• PROVIDED DATA:
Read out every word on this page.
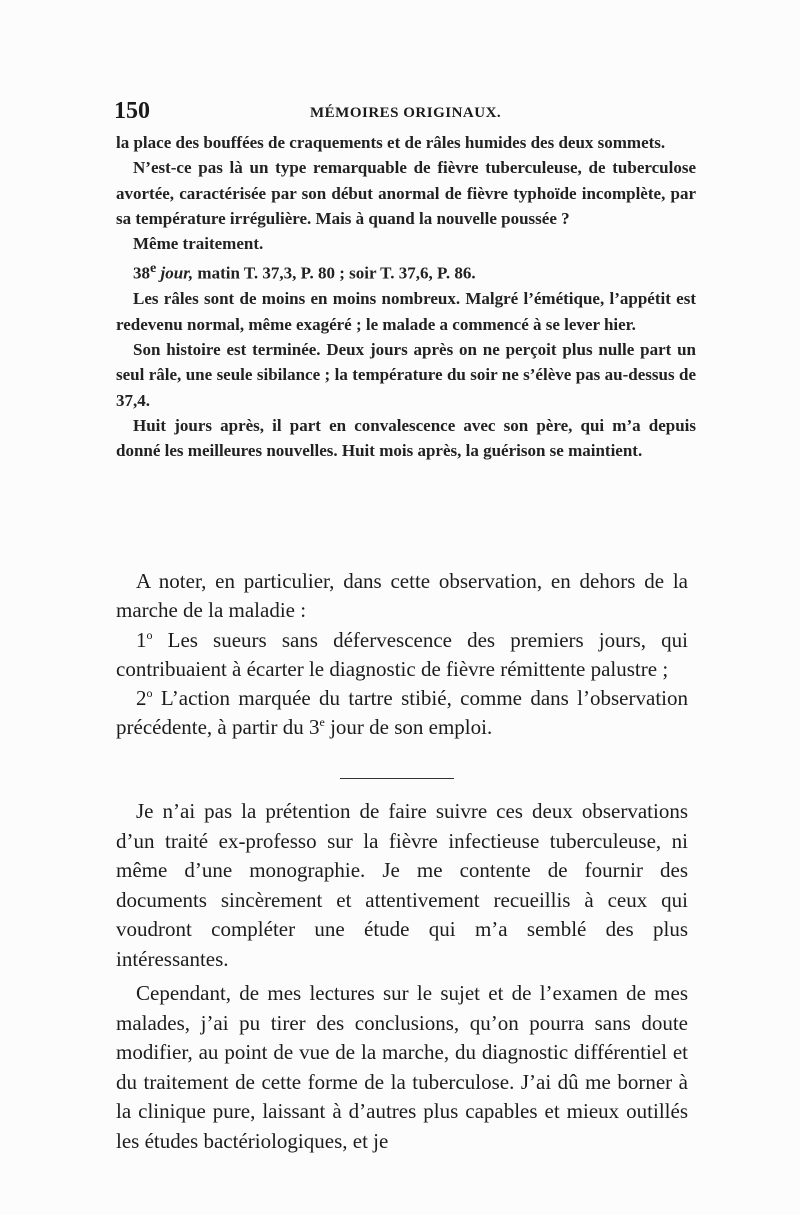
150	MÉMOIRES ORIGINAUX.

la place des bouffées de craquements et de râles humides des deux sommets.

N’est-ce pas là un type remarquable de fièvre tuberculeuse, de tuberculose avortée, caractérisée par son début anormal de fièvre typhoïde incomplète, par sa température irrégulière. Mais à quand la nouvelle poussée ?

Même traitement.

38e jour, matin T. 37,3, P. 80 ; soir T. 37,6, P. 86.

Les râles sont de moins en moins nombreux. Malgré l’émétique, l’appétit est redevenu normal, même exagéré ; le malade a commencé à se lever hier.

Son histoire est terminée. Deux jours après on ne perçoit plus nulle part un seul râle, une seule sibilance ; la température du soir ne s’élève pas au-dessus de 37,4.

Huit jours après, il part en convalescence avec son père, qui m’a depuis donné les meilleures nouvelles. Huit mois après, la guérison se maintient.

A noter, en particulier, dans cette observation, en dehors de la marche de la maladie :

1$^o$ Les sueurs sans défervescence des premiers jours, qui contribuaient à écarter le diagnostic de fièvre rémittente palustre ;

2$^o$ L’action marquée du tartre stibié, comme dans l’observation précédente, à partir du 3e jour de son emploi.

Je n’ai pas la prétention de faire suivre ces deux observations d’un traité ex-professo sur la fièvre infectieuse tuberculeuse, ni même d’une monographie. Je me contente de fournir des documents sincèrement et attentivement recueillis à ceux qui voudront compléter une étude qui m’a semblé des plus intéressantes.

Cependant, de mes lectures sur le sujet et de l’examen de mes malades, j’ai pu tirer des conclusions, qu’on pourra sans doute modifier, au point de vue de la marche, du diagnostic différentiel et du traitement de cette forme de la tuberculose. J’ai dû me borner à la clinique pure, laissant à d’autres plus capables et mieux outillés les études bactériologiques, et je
...
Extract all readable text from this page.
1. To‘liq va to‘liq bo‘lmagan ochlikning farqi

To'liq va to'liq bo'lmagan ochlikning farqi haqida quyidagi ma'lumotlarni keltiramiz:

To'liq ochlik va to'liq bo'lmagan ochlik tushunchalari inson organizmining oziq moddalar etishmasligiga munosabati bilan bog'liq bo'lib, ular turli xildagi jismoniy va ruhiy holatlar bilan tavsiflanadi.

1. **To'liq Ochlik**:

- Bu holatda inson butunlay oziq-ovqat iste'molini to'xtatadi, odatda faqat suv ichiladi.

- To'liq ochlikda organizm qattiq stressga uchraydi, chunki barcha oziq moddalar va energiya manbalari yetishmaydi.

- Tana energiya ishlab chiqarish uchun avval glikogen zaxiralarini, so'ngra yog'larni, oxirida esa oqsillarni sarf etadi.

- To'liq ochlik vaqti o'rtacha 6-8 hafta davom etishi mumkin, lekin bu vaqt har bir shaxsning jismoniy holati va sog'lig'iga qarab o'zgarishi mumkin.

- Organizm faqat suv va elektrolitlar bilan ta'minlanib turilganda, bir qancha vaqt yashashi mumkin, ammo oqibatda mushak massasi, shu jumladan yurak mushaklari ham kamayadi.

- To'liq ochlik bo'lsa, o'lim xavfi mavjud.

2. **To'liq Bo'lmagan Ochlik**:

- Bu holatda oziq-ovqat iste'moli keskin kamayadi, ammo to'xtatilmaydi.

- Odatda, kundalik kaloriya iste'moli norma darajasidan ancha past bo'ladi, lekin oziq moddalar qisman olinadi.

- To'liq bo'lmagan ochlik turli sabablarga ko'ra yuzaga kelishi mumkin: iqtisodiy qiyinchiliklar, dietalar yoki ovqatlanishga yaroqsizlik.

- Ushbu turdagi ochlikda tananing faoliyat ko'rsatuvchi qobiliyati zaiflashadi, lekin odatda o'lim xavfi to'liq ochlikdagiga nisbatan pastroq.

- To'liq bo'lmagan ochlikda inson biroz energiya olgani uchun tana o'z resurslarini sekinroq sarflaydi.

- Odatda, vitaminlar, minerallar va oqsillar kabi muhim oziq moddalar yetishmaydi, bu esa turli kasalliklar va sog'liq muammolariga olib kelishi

• WORK REQUIRED: How many lines in these records hold the string "lekin"? Reply with the number alone.

• TASK SOLUTION: 3